Testo di partenza
# # # # #

L’addio di Pina Picierno al Partito Democratico segna un nuovo scossone nell’area riformista italiana. La vicepresidente del Parlamento Europeo ha formalizzato nei giorni scorsi la sua uscita denunciando lo snaturamento del Nazareno sotto la guida di Elly Schlein, definendo il partito una realtà ormai lontana dallo spirito del Lingotto e non più inclusiva per le anime moderate. Questa separazione, maturata dopo mesi di crescenti tensioni e dissensi su temi chiave come la politica estera e la giustizia, segue altri abbandoni eccellenti e certifica la transizione del PD verso una linea politica nettamente più sbilanciata a sinistra.
Abbandonato il progetto democratico, la parlamentare ha scelto di ricollocarsi immediatamente al centro dello scacchiere politico per dare una nuova casa a quella componente liberale e riformista rimasta orfana di rappresentanza. A livello istituzionale a Bruxelles, questo passo si è tradotto nell’adesione formale al Partito Democratico Europeo guidato da Sandro Gozi, con il conseguente ingresso all’interno della famiglia centrista di Renew Europe. Questa mossa strategica, al netto del corteggiamento di Carlo Calenda che la voleva organicamente in Azione, le permette di mantenere una forte centralità in Europa, ponendo al contempo le basi per una riorganizzazione strutturale delle forze moderate.

# # # # #

Materiale mostrato
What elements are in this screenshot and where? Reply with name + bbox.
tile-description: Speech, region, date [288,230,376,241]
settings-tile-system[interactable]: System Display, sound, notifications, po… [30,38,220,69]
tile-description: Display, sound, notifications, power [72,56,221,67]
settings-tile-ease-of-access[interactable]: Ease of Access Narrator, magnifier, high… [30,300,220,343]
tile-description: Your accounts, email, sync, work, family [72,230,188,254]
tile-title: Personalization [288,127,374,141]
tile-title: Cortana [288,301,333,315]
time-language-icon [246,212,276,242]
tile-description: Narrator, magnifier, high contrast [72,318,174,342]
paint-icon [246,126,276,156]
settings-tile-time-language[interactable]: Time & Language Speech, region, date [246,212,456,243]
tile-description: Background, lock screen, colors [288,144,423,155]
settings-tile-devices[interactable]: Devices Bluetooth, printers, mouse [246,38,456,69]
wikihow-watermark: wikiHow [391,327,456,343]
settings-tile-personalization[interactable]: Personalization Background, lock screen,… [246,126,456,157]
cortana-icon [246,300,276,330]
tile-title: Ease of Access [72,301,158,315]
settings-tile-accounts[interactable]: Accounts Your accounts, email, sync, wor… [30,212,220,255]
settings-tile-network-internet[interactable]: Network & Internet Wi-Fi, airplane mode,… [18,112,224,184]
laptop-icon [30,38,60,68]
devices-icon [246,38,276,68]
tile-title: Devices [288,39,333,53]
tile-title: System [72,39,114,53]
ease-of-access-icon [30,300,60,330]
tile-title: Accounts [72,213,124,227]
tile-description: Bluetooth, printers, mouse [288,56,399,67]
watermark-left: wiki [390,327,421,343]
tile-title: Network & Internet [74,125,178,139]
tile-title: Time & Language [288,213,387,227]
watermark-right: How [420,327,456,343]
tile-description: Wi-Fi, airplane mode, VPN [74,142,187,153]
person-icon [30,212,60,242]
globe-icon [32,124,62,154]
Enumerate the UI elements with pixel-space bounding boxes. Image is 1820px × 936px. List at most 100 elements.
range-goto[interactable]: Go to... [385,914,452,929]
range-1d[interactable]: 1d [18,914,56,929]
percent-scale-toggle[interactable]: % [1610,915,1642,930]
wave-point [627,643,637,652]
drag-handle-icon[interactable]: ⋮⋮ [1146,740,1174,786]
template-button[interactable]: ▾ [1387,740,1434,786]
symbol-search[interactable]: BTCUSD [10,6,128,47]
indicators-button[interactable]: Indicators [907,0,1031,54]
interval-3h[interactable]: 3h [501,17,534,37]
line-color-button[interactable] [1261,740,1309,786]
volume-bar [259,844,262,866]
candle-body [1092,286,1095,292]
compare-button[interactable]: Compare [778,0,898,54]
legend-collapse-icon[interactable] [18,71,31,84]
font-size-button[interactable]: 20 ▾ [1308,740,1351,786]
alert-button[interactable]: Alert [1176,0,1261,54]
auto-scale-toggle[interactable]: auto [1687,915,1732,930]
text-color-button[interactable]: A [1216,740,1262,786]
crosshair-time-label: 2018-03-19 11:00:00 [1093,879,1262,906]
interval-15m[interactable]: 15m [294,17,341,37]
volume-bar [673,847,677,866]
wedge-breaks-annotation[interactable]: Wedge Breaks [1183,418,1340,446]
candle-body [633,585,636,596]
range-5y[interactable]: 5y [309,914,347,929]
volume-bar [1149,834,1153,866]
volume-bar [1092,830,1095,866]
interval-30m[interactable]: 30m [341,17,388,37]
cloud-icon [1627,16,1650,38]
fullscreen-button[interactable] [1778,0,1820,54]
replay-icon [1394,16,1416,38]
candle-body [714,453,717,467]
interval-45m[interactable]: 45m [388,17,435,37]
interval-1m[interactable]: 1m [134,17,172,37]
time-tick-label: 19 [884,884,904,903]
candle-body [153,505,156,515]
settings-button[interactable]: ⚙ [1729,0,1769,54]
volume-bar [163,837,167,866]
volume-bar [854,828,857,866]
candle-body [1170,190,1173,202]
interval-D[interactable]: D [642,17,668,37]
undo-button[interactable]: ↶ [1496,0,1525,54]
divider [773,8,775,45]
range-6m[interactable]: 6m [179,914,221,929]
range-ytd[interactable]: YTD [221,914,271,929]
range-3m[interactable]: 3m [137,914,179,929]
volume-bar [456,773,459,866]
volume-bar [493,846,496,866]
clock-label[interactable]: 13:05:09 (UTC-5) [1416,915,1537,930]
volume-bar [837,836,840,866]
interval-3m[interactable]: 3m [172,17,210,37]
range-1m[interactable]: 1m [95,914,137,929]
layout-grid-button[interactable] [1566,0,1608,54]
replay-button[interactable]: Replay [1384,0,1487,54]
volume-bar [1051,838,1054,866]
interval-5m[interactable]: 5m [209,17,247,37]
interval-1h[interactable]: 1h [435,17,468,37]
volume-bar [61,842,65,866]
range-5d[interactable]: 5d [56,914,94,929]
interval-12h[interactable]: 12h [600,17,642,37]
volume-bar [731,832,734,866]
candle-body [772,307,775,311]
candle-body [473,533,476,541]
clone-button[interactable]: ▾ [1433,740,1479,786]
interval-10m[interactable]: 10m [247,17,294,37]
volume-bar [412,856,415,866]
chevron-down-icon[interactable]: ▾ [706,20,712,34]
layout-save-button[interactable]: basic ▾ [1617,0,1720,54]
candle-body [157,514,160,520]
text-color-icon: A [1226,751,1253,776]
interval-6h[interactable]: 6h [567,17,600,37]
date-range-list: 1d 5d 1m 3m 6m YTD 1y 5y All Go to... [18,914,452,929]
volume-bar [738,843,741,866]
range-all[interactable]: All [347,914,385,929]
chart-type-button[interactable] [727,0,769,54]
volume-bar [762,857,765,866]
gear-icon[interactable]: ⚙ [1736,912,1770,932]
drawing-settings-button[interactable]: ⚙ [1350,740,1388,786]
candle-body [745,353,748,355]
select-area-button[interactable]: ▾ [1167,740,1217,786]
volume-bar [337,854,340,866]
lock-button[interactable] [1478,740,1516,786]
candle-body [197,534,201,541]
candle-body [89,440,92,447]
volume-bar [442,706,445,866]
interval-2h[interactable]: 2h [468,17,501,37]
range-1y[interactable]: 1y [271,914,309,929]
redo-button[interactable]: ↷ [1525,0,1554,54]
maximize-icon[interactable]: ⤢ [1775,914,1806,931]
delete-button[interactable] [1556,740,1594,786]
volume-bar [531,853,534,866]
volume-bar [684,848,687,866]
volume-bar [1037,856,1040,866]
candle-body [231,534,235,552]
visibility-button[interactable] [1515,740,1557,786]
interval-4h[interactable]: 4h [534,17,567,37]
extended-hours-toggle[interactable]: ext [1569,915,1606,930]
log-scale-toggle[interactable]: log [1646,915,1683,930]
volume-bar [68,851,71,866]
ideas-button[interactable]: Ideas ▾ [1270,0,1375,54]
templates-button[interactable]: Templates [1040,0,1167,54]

# # # # #

Prosegui il testo sull'addio di Pina Picierno al PD, cominciando subito dopo la sua ultima frase. Le voci sono materiale a sé, separato dal testo sull'addio di Pina Picierno al PD.

In ambito nazionale, lo spostamento apre una fase di forti manovre e corteggiamenti da parte delle principali sigle del centro italiano. Formazioni – già detto – come Azione di Calenda guardano con forte interesse a questo strappo, nel tentativo di fare asse e aggregare una fazione riformista alternativa ai blocchi della destra e del polo progressista. Il riposizionamento della deputata promette di ridisegnare i confini e le alleanze delle forze di centro, pronte a raccogliere l’eredità di una storica classe dirigente in uscita dal centrosinistra.
Nel frattempo Picierno ha spiegato così al quotidiano Il Foglio la sua scelta: “È una scelta sofferta, maturata dopo molti dubbi, dopo anni di impegno, di battaglie politiche e istituzionali, di appartenenza profonda a una comunità che per me è stata davvero casa. Ma è anche una scelta politica chiara: il PD che avevamo immaginato e fondato per unire le migliori tradizioni democratiche, socialiste, liberali e riformiste del Paese, ha progressivamente smarrito la sua vocazione originaria. Ha perso la tensione verso il governo della complessità e troppo spesso, invece di interrogarsi su come governare il mondo che stava emergendo, ha finito per interrogarsi su come rappresentarne soltanto una parte”.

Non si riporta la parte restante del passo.